What the task asks – Copy exactly the lines from the "Decode this image" line to the end, both included, and nothing else.

Data shown –
▬▬▬▬▬▬

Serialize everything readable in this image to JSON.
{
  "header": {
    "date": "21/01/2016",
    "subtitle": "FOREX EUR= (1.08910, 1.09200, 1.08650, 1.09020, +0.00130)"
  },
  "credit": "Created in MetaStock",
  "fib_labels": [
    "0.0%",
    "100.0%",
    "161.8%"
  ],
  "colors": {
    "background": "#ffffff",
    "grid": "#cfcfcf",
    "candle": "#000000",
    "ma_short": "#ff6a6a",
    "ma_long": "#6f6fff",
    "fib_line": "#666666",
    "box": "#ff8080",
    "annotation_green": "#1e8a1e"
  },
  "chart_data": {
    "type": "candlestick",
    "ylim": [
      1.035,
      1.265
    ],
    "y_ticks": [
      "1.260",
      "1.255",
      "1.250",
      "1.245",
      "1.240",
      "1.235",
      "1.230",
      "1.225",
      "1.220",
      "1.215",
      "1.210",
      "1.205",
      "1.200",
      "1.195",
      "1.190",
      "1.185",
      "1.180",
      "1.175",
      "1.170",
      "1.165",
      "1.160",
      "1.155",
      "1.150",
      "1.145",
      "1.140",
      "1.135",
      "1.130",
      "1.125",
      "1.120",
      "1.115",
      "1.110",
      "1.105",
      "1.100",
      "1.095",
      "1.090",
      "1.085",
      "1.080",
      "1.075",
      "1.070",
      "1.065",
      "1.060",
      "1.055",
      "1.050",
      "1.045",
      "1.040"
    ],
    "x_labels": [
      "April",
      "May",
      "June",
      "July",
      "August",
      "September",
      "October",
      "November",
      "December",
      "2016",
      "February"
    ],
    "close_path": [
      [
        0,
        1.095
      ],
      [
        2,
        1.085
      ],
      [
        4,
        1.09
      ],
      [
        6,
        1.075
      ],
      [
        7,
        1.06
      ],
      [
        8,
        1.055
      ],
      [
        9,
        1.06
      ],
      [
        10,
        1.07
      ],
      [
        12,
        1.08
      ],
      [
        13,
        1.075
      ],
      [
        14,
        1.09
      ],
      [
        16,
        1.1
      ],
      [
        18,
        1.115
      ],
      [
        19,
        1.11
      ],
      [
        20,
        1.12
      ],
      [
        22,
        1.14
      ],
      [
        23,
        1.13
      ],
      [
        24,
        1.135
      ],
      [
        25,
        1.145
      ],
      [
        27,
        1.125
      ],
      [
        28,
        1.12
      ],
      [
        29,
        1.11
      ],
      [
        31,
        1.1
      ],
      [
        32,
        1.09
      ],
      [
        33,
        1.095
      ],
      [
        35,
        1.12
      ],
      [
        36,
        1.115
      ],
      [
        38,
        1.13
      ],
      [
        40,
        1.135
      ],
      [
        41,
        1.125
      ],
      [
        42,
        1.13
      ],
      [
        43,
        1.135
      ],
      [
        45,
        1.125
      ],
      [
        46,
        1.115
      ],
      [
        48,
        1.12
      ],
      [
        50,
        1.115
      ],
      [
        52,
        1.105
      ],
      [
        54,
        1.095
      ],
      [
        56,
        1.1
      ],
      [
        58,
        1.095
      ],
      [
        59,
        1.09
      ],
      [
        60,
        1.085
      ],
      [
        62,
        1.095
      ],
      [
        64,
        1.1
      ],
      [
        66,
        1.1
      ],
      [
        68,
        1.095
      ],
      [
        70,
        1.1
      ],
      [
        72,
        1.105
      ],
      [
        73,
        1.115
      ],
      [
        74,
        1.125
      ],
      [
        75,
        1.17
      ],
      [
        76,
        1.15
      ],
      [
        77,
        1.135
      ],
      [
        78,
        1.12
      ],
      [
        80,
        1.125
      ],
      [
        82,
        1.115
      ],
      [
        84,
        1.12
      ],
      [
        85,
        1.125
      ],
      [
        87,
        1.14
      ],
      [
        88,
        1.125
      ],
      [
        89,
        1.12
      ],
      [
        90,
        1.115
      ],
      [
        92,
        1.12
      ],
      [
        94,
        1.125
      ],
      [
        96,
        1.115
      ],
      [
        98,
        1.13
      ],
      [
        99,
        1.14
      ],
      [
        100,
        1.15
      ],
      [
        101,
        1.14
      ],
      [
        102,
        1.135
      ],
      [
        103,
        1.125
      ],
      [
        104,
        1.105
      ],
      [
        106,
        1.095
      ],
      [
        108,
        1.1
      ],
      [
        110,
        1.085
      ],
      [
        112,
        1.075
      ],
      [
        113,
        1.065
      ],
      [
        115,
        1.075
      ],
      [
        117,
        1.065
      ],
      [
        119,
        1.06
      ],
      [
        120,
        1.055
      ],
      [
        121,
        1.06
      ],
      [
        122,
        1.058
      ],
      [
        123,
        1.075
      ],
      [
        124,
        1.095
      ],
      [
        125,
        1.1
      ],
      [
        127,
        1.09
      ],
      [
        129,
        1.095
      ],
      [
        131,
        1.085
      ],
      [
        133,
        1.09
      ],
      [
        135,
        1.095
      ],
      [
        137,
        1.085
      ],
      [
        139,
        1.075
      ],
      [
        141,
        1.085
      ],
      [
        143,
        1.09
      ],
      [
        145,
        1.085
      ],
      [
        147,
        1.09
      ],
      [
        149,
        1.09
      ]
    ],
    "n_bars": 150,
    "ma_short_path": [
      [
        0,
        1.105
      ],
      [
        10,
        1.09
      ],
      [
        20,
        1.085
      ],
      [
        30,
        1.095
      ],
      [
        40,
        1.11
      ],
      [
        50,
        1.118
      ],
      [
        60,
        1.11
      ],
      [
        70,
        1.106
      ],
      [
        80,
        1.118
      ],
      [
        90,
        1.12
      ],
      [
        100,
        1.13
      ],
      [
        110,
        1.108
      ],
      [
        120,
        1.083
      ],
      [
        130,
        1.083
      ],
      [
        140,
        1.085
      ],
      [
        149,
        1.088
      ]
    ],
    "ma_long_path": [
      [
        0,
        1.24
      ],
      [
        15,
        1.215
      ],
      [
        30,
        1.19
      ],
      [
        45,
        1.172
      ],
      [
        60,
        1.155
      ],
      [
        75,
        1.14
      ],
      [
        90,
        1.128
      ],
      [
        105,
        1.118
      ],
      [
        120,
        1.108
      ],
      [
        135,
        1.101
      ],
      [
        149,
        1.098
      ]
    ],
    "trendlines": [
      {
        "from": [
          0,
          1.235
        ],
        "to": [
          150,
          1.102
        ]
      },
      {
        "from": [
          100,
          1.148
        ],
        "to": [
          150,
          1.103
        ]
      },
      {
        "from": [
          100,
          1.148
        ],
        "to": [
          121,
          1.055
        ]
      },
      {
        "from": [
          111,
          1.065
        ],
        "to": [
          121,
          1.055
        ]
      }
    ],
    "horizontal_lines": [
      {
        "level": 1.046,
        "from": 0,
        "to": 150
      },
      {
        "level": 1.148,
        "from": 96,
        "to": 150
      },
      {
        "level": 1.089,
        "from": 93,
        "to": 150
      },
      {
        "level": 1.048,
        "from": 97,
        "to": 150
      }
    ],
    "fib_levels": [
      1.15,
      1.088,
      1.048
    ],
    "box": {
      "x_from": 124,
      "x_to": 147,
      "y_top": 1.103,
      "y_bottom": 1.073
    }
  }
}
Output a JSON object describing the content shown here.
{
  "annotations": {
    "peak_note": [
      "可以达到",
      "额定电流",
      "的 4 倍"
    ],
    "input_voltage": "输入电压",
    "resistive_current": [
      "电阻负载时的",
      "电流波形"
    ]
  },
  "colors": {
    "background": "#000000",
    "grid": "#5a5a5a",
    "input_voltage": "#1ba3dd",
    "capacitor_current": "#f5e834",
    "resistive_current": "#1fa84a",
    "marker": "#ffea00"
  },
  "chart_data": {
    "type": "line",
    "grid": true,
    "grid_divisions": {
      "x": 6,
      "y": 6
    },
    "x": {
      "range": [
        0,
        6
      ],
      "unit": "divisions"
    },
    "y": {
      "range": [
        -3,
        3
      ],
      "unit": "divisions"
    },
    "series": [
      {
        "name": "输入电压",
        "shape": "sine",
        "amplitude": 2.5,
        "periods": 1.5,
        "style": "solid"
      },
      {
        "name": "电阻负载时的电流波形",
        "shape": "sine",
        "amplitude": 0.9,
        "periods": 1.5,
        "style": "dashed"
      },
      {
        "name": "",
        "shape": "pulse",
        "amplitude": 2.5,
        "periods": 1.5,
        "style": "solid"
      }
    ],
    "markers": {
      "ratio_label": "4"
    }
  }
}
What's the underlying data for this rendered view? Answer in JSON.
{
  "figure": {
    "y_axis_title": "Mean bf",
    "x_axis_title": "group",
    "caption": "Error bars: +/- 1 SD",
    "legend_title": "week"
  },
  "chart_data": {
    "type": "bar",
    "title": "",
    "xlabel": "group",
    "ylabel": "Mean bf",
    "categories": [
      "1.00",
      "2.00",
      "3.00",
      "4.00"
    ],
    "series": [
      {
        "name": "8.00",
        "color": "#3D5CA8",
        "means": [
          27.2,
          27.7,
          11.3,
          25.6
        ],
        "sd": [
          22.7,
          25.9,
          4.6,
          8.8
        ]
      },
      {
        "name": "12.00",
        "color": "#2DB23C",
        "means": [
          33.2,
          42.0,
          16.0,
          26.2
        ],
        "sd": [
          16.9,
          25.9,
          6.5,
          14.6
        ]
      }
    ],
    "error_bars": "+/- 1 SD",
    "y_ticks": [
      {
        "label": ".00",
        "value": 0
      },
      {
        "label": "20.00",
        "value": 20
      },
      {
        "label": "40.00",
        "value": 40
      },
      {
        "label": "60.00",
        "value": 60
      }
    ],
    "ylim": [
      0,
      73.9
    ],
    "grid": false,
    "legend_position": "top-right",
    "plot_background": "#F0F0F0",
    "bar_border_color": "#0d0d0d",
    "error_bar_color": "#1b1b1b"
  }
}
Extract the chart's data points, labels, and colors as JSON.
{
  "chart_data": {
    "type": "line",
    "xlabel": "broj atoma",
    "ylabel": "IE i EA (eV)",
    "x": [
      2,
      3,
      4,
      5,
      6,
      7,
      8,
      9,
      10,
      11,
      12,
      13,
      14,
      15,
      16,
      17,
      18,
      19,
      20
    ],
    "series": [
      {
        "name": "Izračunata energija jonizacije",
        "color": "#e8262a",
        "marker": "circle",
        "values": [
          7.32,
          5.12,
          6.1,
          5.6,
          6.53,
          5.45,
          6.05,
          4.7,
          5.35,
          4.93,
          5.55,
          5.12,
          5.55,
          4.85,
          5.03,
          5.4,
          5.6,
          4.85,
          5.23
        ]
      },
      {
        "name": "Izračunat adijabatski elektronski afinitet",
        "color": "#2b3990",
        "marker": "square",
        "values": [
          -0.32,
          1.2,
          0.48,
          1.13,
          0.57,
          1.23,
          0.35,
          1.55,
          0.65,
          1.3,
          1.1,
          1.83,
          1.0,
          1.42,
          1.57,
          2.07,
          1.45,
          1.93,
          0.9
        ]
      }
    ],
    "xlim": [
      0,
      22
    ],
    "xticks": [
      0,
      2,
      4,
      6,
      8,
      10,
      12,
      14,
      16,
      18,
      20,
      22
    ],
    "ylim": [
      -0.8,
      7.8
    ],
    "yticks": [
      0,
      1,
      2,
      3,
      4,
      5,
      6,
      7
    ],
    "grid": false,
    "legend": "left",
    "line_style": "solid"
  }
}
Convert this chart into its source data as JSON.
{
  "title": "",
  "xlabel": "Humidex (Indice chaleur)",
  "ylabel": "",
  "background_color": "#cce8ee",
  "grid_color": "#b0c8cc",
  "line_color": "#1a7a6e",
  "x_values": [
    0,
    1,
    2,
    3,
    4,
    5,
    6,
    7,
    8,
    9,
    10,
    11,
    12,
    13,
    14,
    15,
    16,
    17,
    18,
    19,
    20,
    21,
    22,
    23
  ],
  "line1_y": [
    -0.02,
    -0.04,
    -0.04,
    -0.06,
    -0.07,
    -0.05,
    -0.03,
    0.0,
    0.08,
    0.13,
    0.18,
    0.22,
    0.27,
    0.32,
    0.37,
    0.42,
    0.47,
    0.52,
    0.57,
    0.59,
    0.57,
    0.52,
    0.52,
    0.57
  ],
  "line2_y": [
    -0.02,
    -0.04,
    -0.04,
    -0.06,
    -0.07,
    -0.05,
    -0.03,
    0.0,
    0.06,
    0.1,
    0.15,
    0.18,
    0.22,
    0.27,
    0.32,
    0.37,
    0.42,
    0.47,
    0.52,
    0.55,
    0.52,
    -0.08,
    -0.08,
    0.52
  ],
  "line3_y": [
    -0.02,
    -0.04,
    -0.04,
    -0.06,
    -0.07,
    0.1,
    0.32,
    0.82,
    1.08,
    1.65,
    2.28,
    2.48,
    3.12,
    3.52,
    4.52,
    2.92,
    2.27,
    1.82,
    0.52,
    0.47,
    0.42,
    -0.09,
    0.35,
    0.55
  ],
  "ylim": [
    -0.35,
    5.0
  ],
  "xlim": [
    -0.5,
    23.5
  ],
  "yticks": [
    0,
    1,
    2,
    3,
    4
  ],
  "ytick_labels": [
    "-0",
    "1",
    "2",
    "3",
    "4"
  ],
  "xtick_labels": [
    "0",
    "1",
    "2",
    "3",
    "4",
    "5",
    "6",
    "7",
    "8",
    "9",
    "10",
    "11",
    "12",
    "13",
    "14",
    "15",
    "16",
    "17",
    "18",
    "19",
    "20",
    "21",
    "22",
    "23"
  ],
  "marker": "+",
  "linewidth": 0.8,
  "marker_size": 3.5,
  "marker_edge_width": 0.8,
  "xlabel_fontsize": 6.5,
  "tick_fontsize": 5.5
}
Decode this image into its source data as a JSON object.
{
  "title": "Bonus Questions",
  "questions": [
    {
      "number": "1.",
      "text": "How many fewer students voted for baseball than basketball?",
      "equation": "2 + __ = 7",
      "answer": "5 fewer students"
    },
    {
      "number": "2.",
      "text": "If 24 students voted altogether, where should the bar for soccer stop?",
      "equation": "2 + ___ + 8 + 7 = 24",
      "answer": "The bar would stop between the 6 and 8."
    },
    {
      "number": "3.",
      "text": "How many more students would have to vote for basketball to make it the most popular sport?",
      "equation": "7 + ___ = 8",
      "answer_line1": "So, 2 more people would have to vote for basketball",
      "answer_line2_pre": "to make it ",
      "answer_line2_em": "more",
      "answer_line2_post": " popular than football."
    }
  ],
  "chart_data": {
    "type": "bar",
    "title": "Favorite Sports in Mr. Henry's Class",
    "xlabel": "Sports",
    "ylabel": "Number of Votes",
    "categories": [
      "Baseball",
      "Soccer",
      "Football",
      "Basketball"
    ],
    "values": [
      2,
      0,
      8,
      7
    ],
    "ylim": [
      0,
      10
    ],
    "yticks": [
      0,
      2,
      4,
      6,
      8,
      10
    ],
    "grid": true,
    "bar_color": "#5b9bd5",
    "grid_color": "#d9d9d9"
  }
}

▬▬▬▬▬▬

Task response –
Decode this image into its source data as a JSON object.
{
  "title": "Bonus Questions",
  "questions": [
    {
      "number": "1.",
      "text": "How many fewer students voted for baseball than basketball?",
      "equation": "2 + __ = 7",
      "answer": "5 fewer students"
    },
    {
      "number": "2.",
      "text": "If 24 students voted altogether, where should the bar for soccer stop?",
      "equation": "2 + ___ + 8 + 7 = 24",
      "answer": "The bar would stop between the 6 and 8."
    },
    {
      "number": "3.",
      "text": "How many more students would have to vote for basketball to make it the most popular sport?",
      "equation": "7 + ___ = 8",
      "answer_line1": "So, 2 more people would have to vote for basketball",
      "answer_line2_pre": "to make it ",
      "answer_line2_em": "more",
      "answer_line2_post": " popular than football."
    }
  ],
  "chart_data": {
    "type": "bar",
    "title": "Favorite Sports in Mr. Henry's Class",
    "xlabel": "Sports",
    "ylabel": "Number of Votes",
    "categories": [
      "Baseball",
      "Soccer",
      "Football",
      "Basketball"
    ],
    "values": [
      2,
      0,
      8,
      7
    ],
    "ylim": [
      0,
      10
    ],
    "yticks": [
      0,
      2,
      4,
      6,
      8,
      10
    ],
    "grid": true,
    "bar_color": "#5b9bd5",
    "grid_color": "#d9d9d9"
  }
}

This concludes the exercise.